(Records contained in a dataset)

★ ★ ★

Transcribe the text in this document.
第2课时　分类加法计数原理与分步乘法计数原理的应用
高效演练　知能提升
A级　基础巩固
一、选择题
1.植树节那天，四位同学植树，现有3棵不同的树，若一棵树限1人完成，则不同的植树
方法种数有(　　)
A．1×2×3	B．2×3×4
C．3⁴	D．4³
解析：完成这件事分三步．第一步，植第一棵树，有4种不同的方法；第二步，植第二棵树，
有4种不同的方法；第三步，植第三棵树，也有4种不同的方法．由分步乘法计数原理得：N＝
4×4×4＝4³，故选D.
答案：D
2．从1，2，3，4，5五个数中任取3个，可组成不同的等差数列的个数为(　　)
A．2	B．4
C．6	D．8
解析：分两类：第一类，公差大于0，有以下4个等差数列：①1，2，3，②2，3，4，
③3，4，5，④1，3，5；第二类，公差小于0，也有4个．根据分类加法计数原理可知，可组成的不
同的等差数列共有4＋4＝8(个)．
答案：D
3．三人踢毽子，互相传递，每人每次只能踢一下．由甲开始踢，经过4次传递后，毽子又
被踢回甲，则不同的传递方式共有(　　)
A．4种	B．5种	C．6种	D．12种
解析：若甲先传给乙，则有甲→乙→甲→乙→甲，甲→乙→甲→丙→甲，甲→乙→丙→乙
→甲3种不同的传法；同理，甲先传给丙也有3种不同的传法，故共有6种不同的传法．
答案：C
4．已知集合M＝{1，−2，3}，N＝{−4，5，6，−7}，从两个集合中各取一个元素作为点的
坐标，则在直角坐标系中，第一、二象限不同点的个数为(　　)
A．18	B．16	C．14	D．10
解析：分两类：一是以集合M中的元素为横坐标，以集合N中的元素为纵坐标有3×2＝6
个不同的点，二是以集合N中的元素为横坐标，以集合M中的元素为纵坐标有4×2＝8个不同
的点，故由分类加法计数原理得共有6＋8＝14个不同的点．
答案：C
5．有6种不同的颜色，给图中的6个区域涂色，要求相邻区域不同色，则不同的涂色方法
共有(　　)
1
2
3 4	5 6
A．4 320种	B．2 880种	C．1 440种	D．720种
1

★ ★ ★

EXERCISE DETAILS. Copy the material above, line for line.

EXPECTED ANSWER.
Transcribe the text in this document.
第2课时　分类加法计数原理与分步乘法计数原理的应用
高效演练　知能提升
A级　基础巩固
一、选择题
1.植树节那天，四位同学植树，现有3棵不同的树，若一棵树限1人完成，则不同的植树
方法种数有(　　)
A．1×2×3	B．2×3×4
C．3⁴	D．4³
解析：完成这件事分三步．第一步，植第一棵树，有4种不同的方法；第二步，植第二棵树，
有4种不同的方法；第三步，植第三棵树，也有4种不同的方法．由分步乘法计数原理得：N＝
4×4×4＝4³，故选D.
答案：D
2．从1，2，3，4，5五个数中任取3个，可组成不同的等差数列的个数为(　　)
A．2	B．4
C．6	D．8
解析：分两类：第一类，公差大于0，有以下4个等差数列：①1，2，3，②2，3，4，
③3，4，5，④1，3，5；第二类，公差小于0，也有4个．根据分类加法计数原理可知，可组成的不
同的等差数列共有4＋4＝8(个)．
答案：D
3．三人踢毽子，互相传递，每人每次只能踢一下．由甲开始踢，经过4次传递后，毽子又
被踢回甲，则不同的传递方式共有(　　)
A．4种	B．5种	C．6种	D．12种
解析：若甲先传给乙，则有甲→乙→甲→乙→甲，甲→乙→甲→丙→甲，甲→乙→丙→乙
→甲3种不同的传法；同理，甲先传给丙也有3种不同的传法，故共有6种不同的传法．
答案：C
4．已知集合M＝{1，−2，3}，N＝{−4，5，6，−7}，从两个集合中各取一个元素作为点的
坐标，则在直角坐标系中，第一、二象限不同点的个数为(　　)
A．18	B．16	C．14	D．10
解析：分两类：一是以集合M中的元素为横坐标，以集合N中的元素为纵坐标有3×2＝6
个不同的点，二是以集合N中的元素为横坐标，以集合M中的元素为纵坐标有4×2＝8个不同
的点，故由分类加法计数原理得共有6＋8＝14个不同的点．
答案：C
5．有6种不同的颜色，给图中的6个区域涂色，要求相邻区域不同色，则不同的涂色方法
共有(　　)
1
2
3 4	5 6
A．4 320种	B．2 880种	C．1 440种	D．720种
1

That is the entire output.